--- INFORMATION GIVEN ---
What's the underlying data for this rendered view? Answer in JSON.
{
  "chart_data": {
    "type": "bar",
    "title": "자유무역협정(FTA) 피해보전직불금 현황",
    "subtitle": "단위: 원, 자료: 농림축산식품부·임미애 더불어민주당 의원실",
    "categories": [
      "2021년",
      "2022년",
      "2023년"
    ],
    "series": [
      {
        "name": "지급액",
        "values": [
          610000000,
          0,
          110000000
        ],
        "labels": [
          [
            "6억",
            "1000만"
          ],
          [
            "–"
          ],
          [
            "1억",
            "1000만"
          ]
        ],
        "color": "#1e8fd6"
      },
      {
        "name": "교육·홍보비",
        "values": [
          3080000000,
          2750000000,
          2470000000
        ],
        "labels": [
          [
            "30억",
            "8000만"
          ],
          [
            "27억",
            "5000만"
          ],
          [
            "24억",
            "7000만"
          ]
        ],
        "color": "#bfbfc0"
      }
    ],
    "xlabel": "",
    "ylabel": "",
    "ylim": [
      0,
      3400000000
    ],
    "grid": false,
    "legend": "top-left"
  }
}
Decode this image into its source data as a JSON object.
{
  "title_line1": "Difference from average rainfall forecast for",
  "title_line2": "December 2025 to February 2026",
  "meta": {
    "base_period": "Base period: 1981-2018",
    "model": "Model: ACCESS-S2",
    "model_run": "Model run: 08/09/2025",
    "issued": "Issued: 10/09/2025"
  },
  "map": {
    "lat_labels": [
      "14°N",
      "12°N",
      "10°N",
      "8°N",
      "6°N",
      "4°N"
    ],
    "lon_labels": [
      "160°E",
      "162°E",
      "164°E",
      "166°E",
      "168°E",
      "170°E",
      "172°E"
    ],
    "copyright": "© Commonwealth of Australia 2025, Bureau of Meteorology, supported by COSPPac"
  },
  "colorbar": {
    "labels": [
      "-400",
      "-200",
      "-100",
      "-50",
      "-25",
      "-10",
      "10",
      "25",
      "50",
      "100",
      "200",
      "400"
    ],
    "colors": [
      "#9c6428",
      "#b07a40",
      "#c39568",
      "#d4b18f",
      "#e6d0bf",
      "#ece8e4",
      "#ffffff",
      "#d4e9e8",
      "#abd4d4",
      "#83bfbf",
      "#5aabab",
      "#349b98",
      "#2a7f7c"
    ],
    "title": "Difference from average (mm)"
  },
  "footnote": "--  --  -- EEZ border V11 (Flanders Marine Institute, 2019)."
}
---
## WHAT NEEDS TO BE DONE
Where a line holds the string "from", copy that line.

## OUTPUT OF THE TASK
  "title_line1": "Difference from average rainfall forecast for",
    "title": "Difference from average (mm)"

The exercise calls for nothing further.